* GIVEN INSTRUCTION *
Return the whole listing exactly as it stands.

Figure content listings
"""

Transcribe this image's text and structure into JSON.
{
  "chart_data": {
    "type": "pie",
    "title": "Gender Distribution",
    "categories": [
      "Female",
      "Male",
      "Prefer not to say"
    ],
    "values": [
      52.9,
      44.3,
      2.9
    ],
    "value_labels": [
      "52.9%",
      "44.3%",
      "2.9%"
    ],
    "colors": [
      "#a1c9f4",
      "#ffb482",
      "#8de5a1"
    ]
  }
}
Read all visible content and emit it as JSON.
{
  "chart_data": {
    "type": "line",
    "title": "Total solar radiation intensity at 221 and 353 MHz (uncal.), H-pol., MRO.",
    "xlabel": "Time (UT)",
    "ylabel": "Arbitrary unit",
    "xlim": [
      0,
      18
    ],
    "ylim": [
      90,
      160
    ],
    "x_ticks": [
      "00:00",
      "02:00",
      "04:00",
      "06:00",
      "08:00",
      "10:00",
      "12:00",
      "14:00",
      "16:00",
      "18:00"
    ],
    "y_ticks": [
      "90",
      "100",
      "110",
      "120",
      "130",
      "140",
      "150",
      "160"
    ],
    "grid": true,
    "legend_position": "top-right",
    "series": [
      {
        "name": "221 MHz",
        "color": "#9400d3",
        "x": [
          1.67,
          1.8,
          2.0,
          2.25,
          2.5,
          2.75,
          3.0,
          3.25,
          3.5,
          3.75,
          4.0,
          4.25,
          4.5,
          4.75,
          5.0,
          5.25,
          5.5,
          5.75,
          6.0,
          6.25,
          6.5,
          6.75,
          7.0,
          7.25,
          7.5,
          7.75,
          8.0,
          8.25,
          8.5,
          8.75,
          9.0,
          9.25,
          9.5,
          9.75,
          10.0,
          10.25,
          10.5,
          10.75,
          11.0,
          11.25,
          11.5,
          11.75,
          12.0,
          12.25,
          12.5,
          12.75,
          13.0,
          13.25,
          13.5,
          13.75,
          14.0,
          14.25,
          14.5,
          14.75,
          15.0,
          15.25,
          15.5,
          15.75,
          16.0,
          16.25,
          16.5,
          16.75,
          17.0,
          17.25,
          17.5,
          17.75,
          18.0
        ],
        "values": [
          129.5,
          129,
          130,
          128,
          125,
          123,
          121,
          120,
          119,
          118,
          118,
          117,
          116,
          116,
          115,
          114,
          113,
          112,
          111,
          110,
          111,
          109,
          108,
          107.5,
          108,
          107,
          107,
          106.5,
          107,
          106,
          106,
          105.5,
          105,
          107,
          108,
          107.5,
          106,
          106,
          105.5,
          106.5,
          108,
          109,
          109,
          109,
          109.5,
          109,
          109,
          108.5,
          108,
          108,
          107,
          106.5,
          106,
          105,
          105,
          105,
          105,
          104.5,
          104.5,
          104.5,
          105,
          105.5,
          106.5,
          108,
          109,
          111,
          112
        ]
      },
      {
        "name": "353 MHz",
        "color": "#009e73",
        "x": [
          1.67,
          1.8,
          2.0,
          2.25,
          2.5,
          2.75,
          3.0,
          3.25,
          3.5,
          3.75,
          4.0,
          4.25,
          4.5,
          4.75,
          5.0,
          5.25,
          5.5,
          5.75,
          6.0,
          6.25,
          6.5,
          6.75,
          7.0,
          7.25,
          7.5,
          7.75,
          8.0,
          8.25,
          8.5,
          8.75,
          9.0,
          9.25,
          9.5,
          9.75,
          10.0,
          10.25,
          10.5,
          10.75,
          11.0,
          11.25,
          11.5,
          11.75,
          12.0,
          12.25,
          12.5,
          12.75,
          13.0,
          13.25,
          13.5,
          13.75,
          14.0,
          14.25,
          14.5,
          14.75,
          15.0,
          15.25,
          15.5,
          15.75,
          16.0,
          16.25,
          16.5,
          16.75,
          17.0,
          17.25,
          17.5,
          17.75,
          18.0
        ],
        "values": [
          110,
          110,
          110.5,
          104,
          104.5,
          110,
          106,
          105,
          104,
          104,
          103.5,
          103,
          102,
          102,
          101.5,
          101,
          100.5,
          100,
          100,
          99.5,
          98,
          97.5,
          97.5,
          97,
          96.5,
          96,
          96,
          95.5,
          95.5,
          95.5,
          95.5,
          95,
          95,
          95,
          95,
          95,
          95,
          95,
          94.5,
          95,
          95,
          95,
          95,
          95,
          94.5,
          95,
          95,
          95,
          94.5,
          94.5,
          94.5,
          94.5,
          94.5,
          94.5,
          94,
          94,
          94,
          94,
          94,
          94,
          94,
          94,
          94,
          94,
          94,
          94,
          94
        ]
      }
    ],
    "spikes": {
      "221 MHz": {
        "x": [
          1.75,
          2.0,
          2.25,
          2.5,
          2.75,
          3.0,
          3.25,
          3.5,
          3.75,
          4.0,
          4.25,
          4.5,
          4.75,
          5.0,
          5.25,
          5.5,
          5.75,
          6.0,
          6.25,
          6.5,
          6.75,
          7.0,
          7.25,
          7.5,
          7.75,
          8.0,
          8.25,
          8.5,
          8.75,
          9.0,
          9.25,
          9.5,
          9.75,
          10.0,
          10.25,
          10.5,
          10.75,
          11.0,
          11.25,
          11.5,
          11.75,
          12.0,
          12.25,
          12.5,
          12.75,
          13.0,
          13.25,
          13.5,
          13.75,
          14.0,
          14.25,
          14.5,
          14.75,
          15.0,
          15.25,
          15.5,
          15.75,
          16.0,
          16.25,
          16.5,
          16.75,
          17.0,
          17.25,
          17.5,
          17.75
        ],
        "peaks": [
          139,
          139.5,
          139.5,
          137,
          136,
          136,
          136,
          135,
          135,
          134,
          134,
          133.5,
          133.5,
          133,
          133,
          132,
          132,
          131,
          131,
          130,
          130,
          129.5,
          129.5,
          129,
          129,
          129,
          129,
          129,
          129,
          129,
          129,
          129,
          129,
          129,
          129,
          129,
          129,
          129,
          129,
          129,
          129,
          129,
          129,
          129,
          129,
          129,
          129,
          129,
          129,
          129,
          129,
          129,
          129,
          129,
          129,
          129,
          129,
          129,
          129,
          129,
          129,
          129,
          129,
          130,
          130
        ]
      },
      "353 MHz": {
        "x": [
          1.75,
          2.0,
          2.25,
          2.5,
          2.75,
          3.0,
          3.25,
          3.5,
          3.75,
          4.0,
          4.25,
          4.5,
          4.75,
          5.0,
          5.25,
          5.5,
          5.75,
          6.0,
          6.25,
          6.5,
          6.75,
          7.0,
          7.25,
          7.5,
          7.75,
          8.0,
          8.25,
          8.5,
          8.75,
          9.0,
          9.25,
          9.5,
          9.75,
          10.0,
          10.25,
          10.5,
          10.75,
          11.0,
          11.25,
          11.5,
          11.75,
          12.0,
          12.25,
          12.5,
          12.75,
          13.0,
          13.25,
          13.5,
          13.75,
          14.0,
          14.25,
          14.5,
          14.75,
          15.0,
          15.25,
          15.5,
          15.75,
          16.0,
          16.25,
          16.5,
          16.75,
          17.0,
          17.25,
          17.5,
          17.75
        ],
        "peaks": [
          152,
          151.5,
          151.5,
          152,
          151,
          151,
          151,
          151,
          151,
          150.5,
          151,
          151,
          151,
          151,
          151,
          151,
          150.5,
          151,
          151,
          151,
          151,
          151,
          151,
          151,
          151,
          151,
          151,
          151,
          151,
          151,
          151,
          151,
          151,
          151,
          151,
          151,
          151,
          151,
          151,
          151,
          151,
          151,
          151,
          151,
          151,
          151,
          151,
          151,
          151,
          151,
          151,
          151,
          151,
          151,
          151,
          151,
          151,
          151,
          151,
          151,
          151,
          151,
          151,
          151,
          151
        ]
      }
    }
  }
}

"""

* SOLUTION FOR THIS PROBLEM *
Transcribe this image's text and structure into JSON.
{
  "chart_data": {
    "type": "pie",
    "title": "Gender Distribution",
    "categories": [
      "Female",
      "Male",
      "Prefer not to say"
    ],
    "values": [
      52.9,
      44.3,
      2.9
    ],
    "value_labels": [
      "52.9%",
      "44.3%",
      "2.9%"
    ],
    "colors": [
      "#a1c9f4",
      "#ffb482",
      "#8de5a1"
    ]
  }
}
Read all visible content and emit it as JSON.
{
  "chart_data": {
    "type": "line",
    "title": "Total solar radiation intensity at 221 and 353 MHz (uncal.), H-pol., MRO.",
    "xlabel": "Time (UT)",
    "ylabel": "Arbitrary unit",
    "xlim": [
      0,
      18
    ],
    "ylim": [
      90,
      160
    ],
    "x_ticks": [
      "00:00",
      "02:00",
      "04:00",
      "06:00",
      "08:00",
      "10:00",
      "12:00",
      "14:00",
      "16:00",
      "18:00"
    ],
    "y_ticks": [
      "90",
      "100",
      "110",
      "120",
      "130",
      "140",
      "150",
      "160"
    ],
    "grid": true,
    "legend_position": "top-right",
    "series": [
      {
        "name": "221 MHz",
        "color": "#9400d3",
        "x": [
          1.67,
          1.8,
          2.0,
          2.25,
          2.5,
          2.75,
          3.0,
          3.25,
          3.5,
          3.75,
          4.0,
          4.25,
          4.5,
          4.75,
          5.0,
          5.25,
          5.5,
          5.75,
          6.0,
          6.25,
          6.5,
          6.75,
          7.0,
          7.25,
          7.5,
          7.75,
          8.0,
          8.25,
          8.5,
          8.75,
          9.0,
          9.25,
          9.5,
          9.75,
          10.0,
          10.25,
          10.5,
          10.75,
          11.0,
          11.25,
          11.5,
          11.75,
          12.0,
          12.25,
          12.5,
          12.75,
          13.0,
          13.25,
          13.5,
          13.75,
          14.0,
          14.25,
          14.5,
          14.75,
          15.0,
          15.25,
          15.5,
          15.75,
          16.0,
          16.25,
          16.5,
          16.75,
          17.0,
          17.25,
          17.5,
          17.75,
          18.0
        ],
        "values": [
          129.5,
          129,
          130,
          128,
          125,
          123,
          121,
          120,
          119,
          118,
          118,
          117,
          116,
          116,
          115,
          114,
          113,
          112,
          111,
          110,
          111,
          109,
          108,
          107.5,
          108,
          107,
          107,
          106.5,
          107,
          106,
          106,
          105.5,
          105,
          107,
          108,
          107.5,
          106,
          106,
          105.5,
          106.5,
          108,
          109,
          109,
          109,
          109.5,
          109,
          109,
          108.5,
          108,
          108,
          107,
          106.5,
          106,
          105,
          105,
          105,
          105,
          104.5,
          104.5,
          104.5,
          105,
          105.5,
          106.5,
          108,
          109,
          111,
          112
        ]
      },
      {
        "name": "353 MHz",
        "color": "#009e73",
        "x": [
          1.67,
          1.8,
          2.0,
          2.25,
          2.5,
          2.75,
          3.0,
          3.25,
          3.5,
          3.75,
          4.0,
          4.25,
          4.5,
          4.75,
          5.0,
          5.25,
          5.5,
          5.75,
          6.0,
          6.25,
          6.5,
          6.75,
          7.0,
          7.25,
          7.5,
          7.75,
          8.0,
          8.25,
          8.5,
          8.75,
          9.0,
          9.25,
          9.5,
          9.75,
          10.0,
          10.25,
          10.5,
          10.75,
          11.0,
          11.25,
          11.5,
          11.75,
          12.0,
          12.25,
          12.5,
          12.75,
          13.0,
          13.25,
          13.5,
          13.75,
          14.0,
          14.25,
          14.5,
          14.75,
          15.0,
          15.25,
          15.5,
          15.75,
          16.0,
          16.25,
          16.5,
          16.75,
          17.0,
          17.25,
          17.5,
          17.75,
          18.0
        ],
        "values": [
          110,
          110,
          110.5,
          104,
          104.5,
          110,
          106,
          105,
          104,
          104,
          103.5,
          103,
          102,
          102,
          101.5,
          101,
          100.5,
          100,
          100,
          99.5,
          98,
          97.5,
          97.5,
          97,
          96.5,
          96,
          96,
          95.5,
          95.5,
          95.5,
          95.5,
          95,
          95,
          95,
          95,
          95,
          95,
          95,
          94.5,
          95,
          95,
          95,
          95,
          95,
          94.5,
          95,
          95,
          95,
          94.5,
          94.5,
          94.5,
          94.5,
          94.5,
          94.5,
          94,
          94,
          94,
          94,
          94,
          94,
          94,
          94,
          94,
          94,
          94,
          94,
          94
        ]
      }
    ],
    "spikes": {
      "221 MHz": {
        "x": [
          1.75,
          2.0,
          2.25,
          2.5,
          2.75,
          3.0,
          3.25,
          3.5,
          3.75,
          4.0,
          4.25,
          4.5,
          4.75,
          5.0,
          5.25,
          5.5,
          5.75,
          6.0,
          6.25,
          6.5,
          6.75,
          7.0,
          7.25,
          7.5,
          7.75,
          8.0,
          8.25,
          8.5,
          8.75,
          9.0,
          9.25,
          9.5,
          9.75,
          10.0,
          10.25,
          10.5,
          10.75,
          11.0,
          11.25,
          11.5,
          11.75,
          12.0,
          12.25,
          12.5,
          12.75,
          13.0,
          13.25,
          13.5,
          13.75,
          14.0,
          14.25,
          14.5,
          14.75,
          15.0,
          15.25,
          15.5,
          15.75,
          16.0,
          16.25,
          16.5,
          16.75,
          17.0,
          17.25,
          17.5,
          17.75
        ],
        "peaks": [
          139,
          139.5,
          139.5,
          137,
          136,
          136,
          136,
          135,
          135,
          134,
          134,
          133.5,
          133.5,
          133,
          133,
          132,
          132,
          131,
          131,
          130,
          130,
          129.5,
          129.5,
          129,
          129,
          129,
          129,
          129,
          129,
          129,
          129,
          129,
          129,
          129,
          129,
          129,
          129,
          129,
          129,
          129,
          129,
          129,
          129,
          129,
          129,
          129,
          129,
          129,
          129,
          129,
          129,
          129,
          129,
          129,
          129,
          129,
          129,
          129,
          129,
          129,
          129,
          129,
          129,
          130,
          130
        ]
      },
      "353 MHz": {
        "x": [
          1.75,
          2.0,
          2.25,
          2.5,
          2.75,
          3.0,
          3.25,
          3.5,
          3.75,
          4.0,
          4.25,
          4.5,
          4.75,
          5.0,
          5.25,
          5.5,
          5.75,
          6.0,
          6.25,
          6.5,
          6.75,
          7.0,
          7.25,
          7.5,
          7.75,
          8.0,
          8.25,
          8.5,
          8.75,
          9.0,
          9.25,
          9.5,
          9.75,
          10.0,
          10.25,
          10.5,
          10.75,
          11.0,
          11.25,
          11.5,
          11.75,
          12.0,
          12.25,
          12.5,
          12.75,
          13.0,
          13.25,
          13.5,
          13.75,
          14.0,
          14.25,
          14.5,
          14.75,
          15.0,
          15.25,
          15.5,
          15.75,
          16.0,
          16.25,
          16.5,
          16.75,
          17.0,
          17.25,
          17.5,
          17.75
        ],
        "peaks": [
          152,
          151.5,
          151.5,
          152,
          151,
          151,
          151,
          151,
          151,
          150.5,
          151,
          151,
          151,
          151,
          151,
          151,
          150.5,
          151,
          151,
          151,
          151,
          151,
          151,
          151,
          151,
          151,
          151,
          151,
          151,
          151,
          151,
          151,
          151,
          151,
          151,
          151,
          151,
          151,
          151,
          151,
          151,
          151,
          151,
          151,
          151,
          151,
          151,
          151,
          151,
          151,
          151,
          151,
          151,
          151,
          151,
          151,
          151,
          151,
          151,
          151,
          151,
          151,
          151,
          151,
          151
        ]
      }
    }
  }
}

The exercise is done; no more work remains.